- [PROBLEM] Go through the entries below and collect each line with the string "more" in it.

- [Part of a data file]
######

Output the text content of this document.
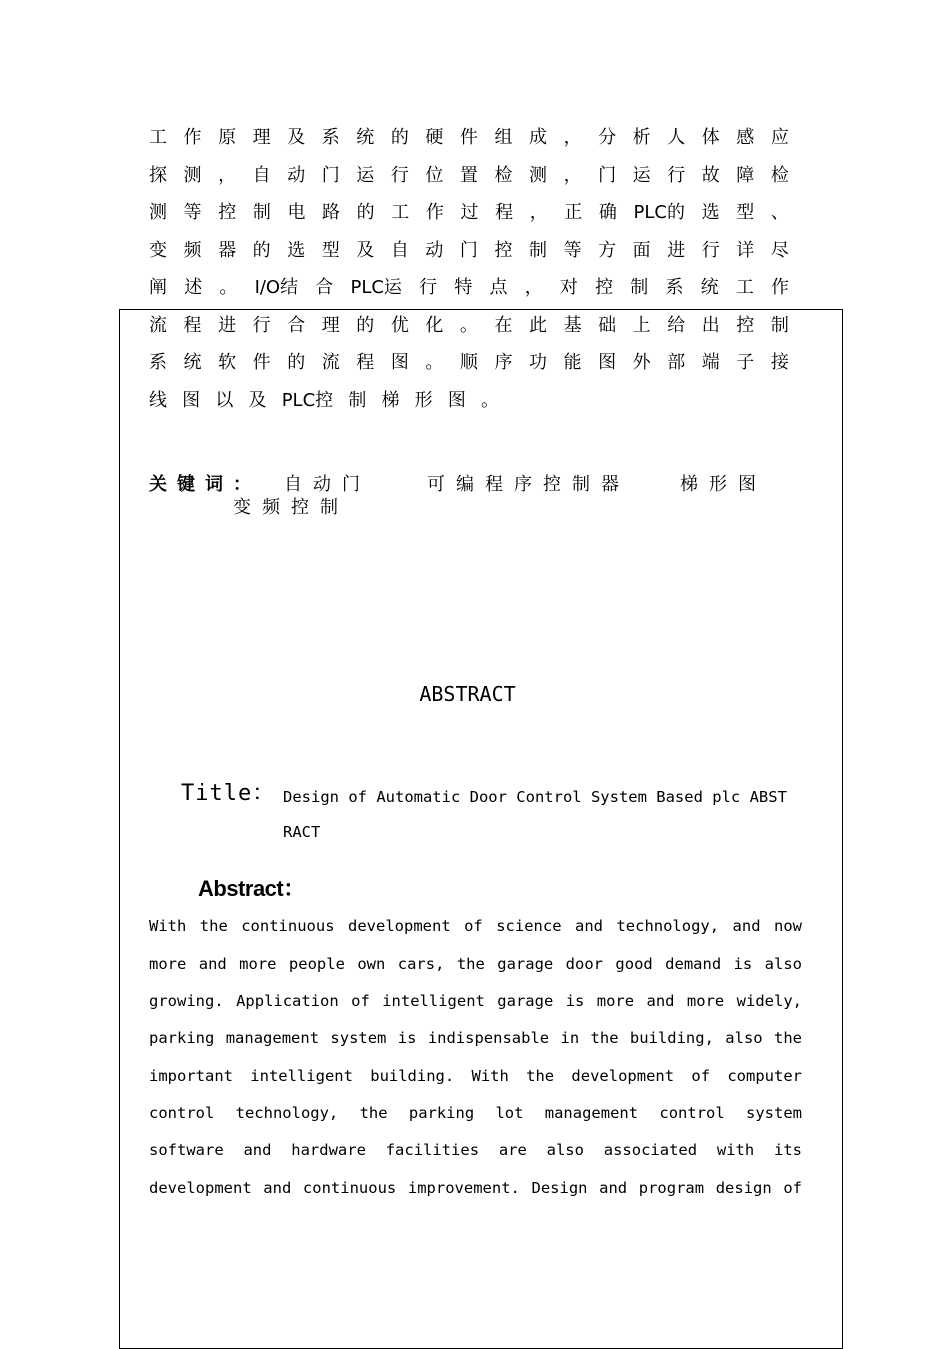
工 作 原 理 及 系 统 的 硬 件 组 成 ， 分 析 人 体 感 应
探 测 ， 自 动 门 运 行 位 置 检 测 ， 门 运 行 故 障 检
测 等 控 制 电 路 的 工 作 过 程 ， 正 确 PLC的 选 型 、
变 频 器 的 选 型 及 自 动 门 控 制 等 方 面 进 行 详 尽
阐 述 。 I/O结 合 PLC运 行 特 点 ， 对 控 制 系 统 工 作
流 程 进 行 合 理 的 优 化 。 在 此 基 础 上 给 出 控 制
系 统 软 件 的 流 程 图 。 顺 序 功 能 图 外 部 端 子 接
线 图 以 及 PLC控 制 梯 形 图 。
关键词：	自动门	可编程序控制器	梯形图
变频控制
ABSTRACT
Title： Design of Automatic Door Control System Based plc ABSTRACT
Abstract：
With the continuous development of science and technology, and now
more and more people own cars, the garage door good demand is also
growing. Application of intelligent garage is more and more widely,
parking management system is indispensable in the building, also the
important intelligent building. With the development of computer
control technology, the parking lot management control system
software and hardware facilities are also associated with its
development and continuous improvement. Design and program design of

######

- [RESPONSE FOR THIS EXERCISE]
more and more people own cars, the garage door good demand is also
growing. Application of intelligent garage is more and more widely,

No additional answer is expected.